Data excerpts
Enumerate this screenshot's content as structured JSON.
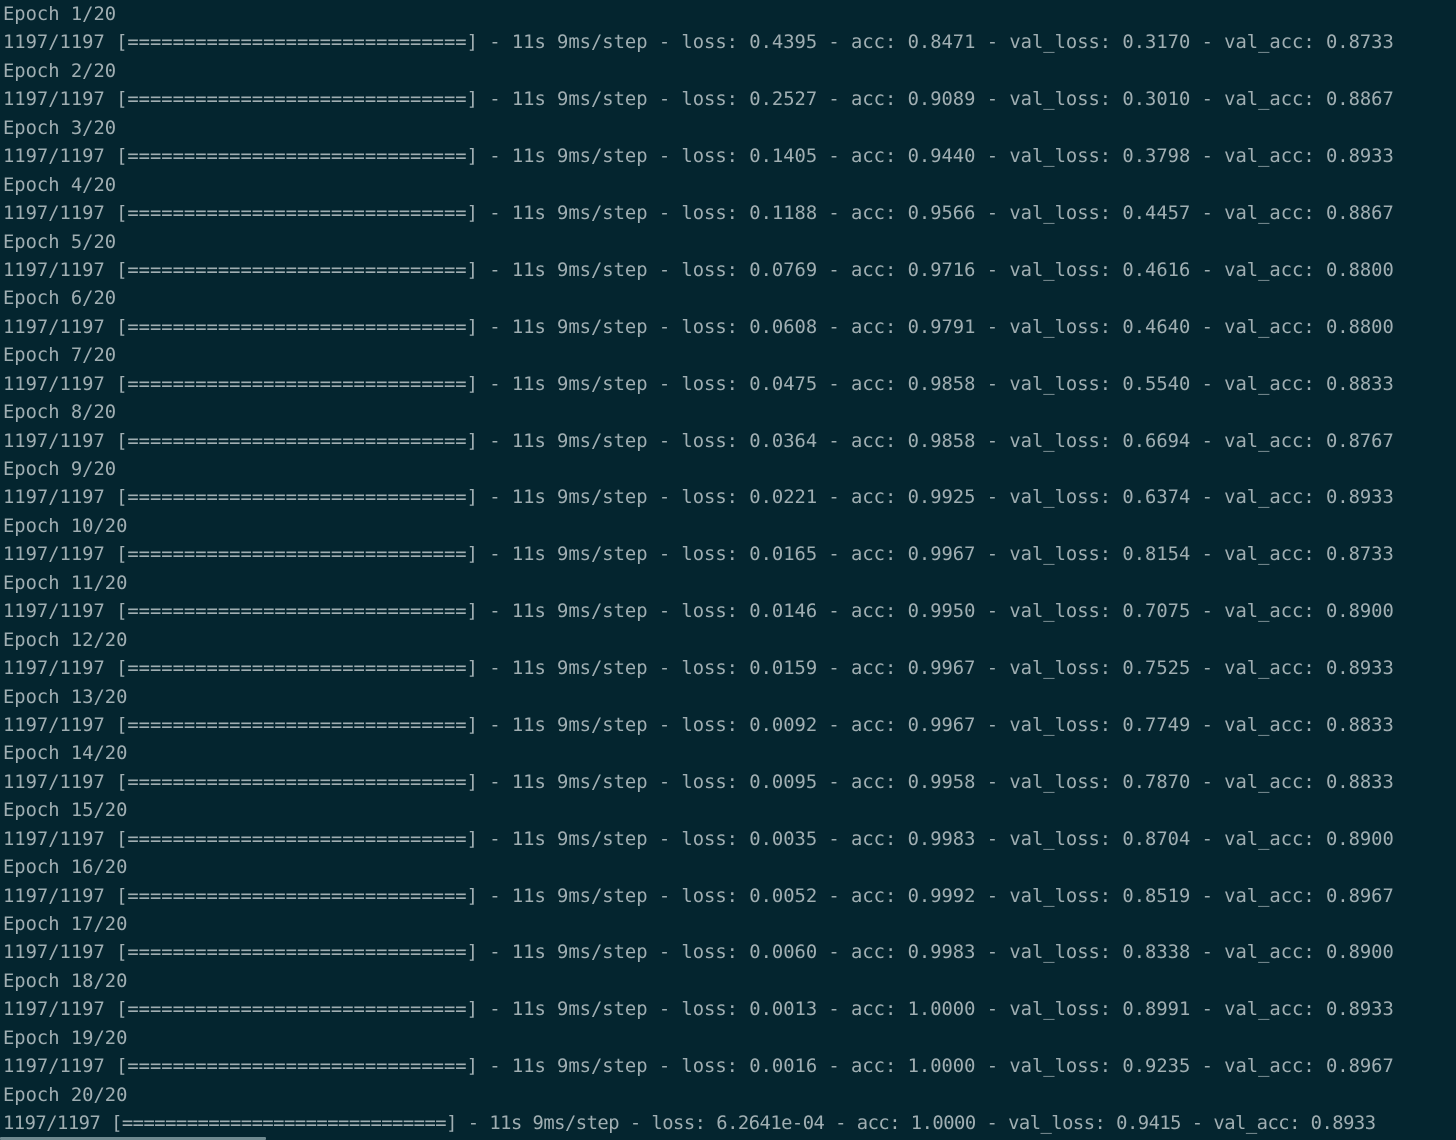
{
  "terminal": {
    "lines": [
      "Epoch 1/20",
      "1197/1197 [==============================] - 11s 9ms/step - loss: 0.4395 - acc: 0.8471 - val_loss: 0.3170 - val_acc: 0.8733",
      "Epoch 2/20",
      "1197/1197 [==============================] - 11s 9ms/step - loss: 0.2527 - acc: 0.9089 - val_loss: 0.3010 - val_acc: 0.8867",
      "Epoch 3/20",
      "1197/1197 [==============================] - 11s 9ms/step - loss: 0.1405 - acc: 0.9440 - val_loss: 0.3798 - val_acc: 0.8933",
      "Epoch 4/20",
      "1197/1197 [==============================] - 11s 9ms/step - loss: 0.1188 - acc: 0.9566 - val_loss: 0.4457 - val_acc: 0.8867",
      "Epoch 5/20",
      "1197/1197 [==============================] - 11s 9ms/step - loss: 0.0769 - acc: 0.9716 - val_loss: 0.4616 - val_acc: 0.8800",
      "Epoch 6/20",
      "1197/1197 [==============================] - 11s 9ms/step - loss: 0.0608 - acc: 0.9791 - val_loss: 0.4640 - val_acc: 0.8800",
      "Epoch 7/20",
      "1197/1197 [==============================] - 11s 9ms/step - loss: 0.0475 - acc: 0.9858 - val_loss: 0.5540 - val_acc: 0.8833",
      "Epoch 8/20",
      "1197/1197 [==============================] - 11s 9ms/step - loss: 0.0364 - acc: 0.9858 - val_loss: 0.6694 - val_acc: 0.8767",
      "Epoch 9/20",
      "1197/1197 [==============================] - 11s 9ms/step - loss: 0.0221 - acc: 0.9925 - val_loss: 0.6374 - val_acc: 0.8933",
      "Epoch 10/20",
      "1197/1197 [==============================] - 11s 9ms/step - loss: 0.0165 - acc: 0.9967 - val_loss: 0.8154 - val_acc: 0.8733",
      "Epoch 11/20",
      "1197/1197 [==============================] - 11s 9ms/step - loss: 0.0146 - acc: 0.9950 - val_loss: 0.7075 - val_acc: 0.8900",
      "Epoch 12/20",
      "1197/1197 [==============================] - 11s 9ms/step - loss: 0.0159 - acc: 0.9967 - val_loss: 0.7525 - val_acc: 0.8933",
      "Epoch 13/20",
      "1197/1197 [==============================] - 11s 9ms/step - loss: 0.0092 - acc: 0.9967 - val_loss: 0.7749 - val_acc: 0.8833",
      "Epoch 14/20",
      "1197/1197 [==============================] - 11s 9ms/step - loss: 0.0095 - acc: 0.9958 - val_loss: 0.7870 - val_acc: 0.8833",
      "Epoch 15/20",
      "1197/1197 [==============================] - 11s 9ms/step - loss: 0.0035 - acc: 0.9983 - val_loss: 0.8704 - val_acc: 0.8900",
      "Epoch 16/20",
      "1197/1197 [==============================] - 11s 9ms/step - loss: 0.0052 - acc: 0.9992 - val_loss: 0.8519 - val_acc: 0.8967",
      "Epoch 17/20",
      "1197/1197 [==============================] - 11s 9ms/step - loss: 0.0060 - acc: 0.9983 - val_loss: 0.8338 - val_acc: 0.8900",
      "Epoch 18/20",
      "1197/1197 [==============================] - 11s 9ms/step - loss: 0.0013 - acc: 1.0000 - val_loss: 0.8991 - val_acc: 0.8933",
      "Epoch 19/20",
      "1197/1197 [==============================] - 11s 9ms/step - loss: 0.0016 - acc: 1.0000 - val_loss: 0.9235 - val_acc: 0.8967",
      "Epoch 20/20",
      "1197/1197 [==============================] - 11s 9ms/step - loss: 6.2641e-04 - acc: 1.0000 - val_loss: 0.9415 - val_acc: 0.8933"
    ]
  },
  "colors": {
    "background": "#04252f",
    "text": "#a0aeb2",
    "scrollbar": "#6f8a90"
  }
}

WHAT IS NEEDED
Repeat all of the records verbatim, leaving out the pictures.

SOLUTION FOR THIS PROBLEM
Enumerate this screenshot's content as structured JSON.
{
  "terminal": {
    "lines": [
      "Epoch 1/20",
      "1197/1197 [==============================] - 11s 9ms/step - loss: 0.4395 - acc: 0.8471 - val_loss: 0.3170 - val_acc: 0.8733",
      "Epoch 2/20",
      "1197/1197 [==============================] - 11s 9ms/step - loss: 0.2527 - acc: 0.9089 - val_loss: 0.3010 - val_acc: 0.8867",
      "Epoch 3/20",
      "1197/1197 [==============================] - 11s 9ms/step - loss: 0.1405 - acc: 0.9440 - val_loss: 0.3798 - val_acc: 0.8933",
      "Epoch 4/20",
      "1197/1197 [==============================] - 11s 9ms/step - loss: 0.1188 - acc: 0.9566 - val_loss: 0.4457 - val_acc: 0.8867",
      "Epoch 5/20",
      "1197/1197 [==============================] - 11s 9ms/step - loss: 0.0769 - acc: 0.9716 - val_loss: 0.4616 - val_acc: 0.8800",
      "Epoch 6/20",
      "1197/1197 [==============================] - 11s 9ms/step - loss: 0.0608 - acc: 0.9791 - val_loss: 0.4640 - val_acc: 0.8800",
      "Epoch 7/20",
      "1197/1197 [==============================] - 11s 9ms/step - loss: 0.0475 - acc: 0.9858 - val_loss: 0.5540 - val_acc: 0.8833",
      "Epoch 8/20",
      "1197/1197 [==============================] - 11s 9ms/step - loss: 0.0364 - acc: 0.9858 - val_loss: 0.6694 - val_acc: 0.8767",
      "Epoch 9/20",
      "1197/1197 [==============================] - 11s 9ms/step - loss: 0.0221 - acc: 0.9925 - val_loss: 0.6374 - val_acc: 0.8933",
      "Epoch 10/20",
      "1197/1197 [==============================] - 11s 9ms/step - loss: 0.0165 - acc: 0.9967 - val_loss: 0.8154 - val_acc: 0.8733",
      "Epoch 11/20",
      "1197/1197 [==============================] - 11s 9ms/step - loss: 0.0146 - acc: 0.9950 - val_loss: 0.7075 - val_acc: 0.8900",
      "Epoch 12/20",
      "1197/1197 [==============================] - 11s 9ms/step - loss: 0.0159 - acc: 0.9967 - val_loss: 0.7525 - val_acc: 0.8933",
      "Epoch 13/20",
      "1197/1197 [==============================] - 11s 9ms/step - loss: 0.0092 - acc: 0.9967 - val_loss: 0.7749 - val_acc: 0.8833",
      "Epoch 14/20",
      "1197/1197 [==============================] - 11s 9ms/step - loss: 0.0095 - acc: 0.9958 - val_loss: 0.7870 - val_acc: 0.8833",
      "Epoch 15/20",
      "1197/1197 [==============================] - 11s 9ms/step - loss: 0.0035 - acc: 0.9983 - val_loss: 0.8704 - val_acc: 0.8900",
      "Epoch 16/20",
      "1197/1197 [==============================] - 11s 9ms/step - loss: 0.0052 - acc: 0.9992 - val_loss: 0.8519 - val_acc: 0.8967",
      "Epoch 17/20",
      "1197/1197 [==============================] - 11s 9ms/step - loss: 0.0060 - acc: 0.9983 - val_loss: 0.8338 - val_acc: 0.8900",
      "Epoch 18/20",
      "1197/1197 [==============================] - 11s 9ms/step - loss: 0.0013 - acc: 1.0000 - val_loss: 0.8991 - val_acc: 0.8933",
      "Epoch 19/20",
      "1197/1197 [==============================] - 11s 9ms/step - loss: 0.0016 - acc: 1.0000 - val_loss: 0.9235 - val_acc: 0.8967",
      "Epoch 20/20",
      "1197/1197 [==============================] - 11s 9ms/step - loss: 6.2641e-04 - acc: 1.0000 - val_loss: 0.9415 - val_acc: 0.8933"
    ]
  },
  "colors": {
    "background": "#04252f",
    "text": "#a0aeb2",
    "scrollbar": "#6f8a90"
  }
}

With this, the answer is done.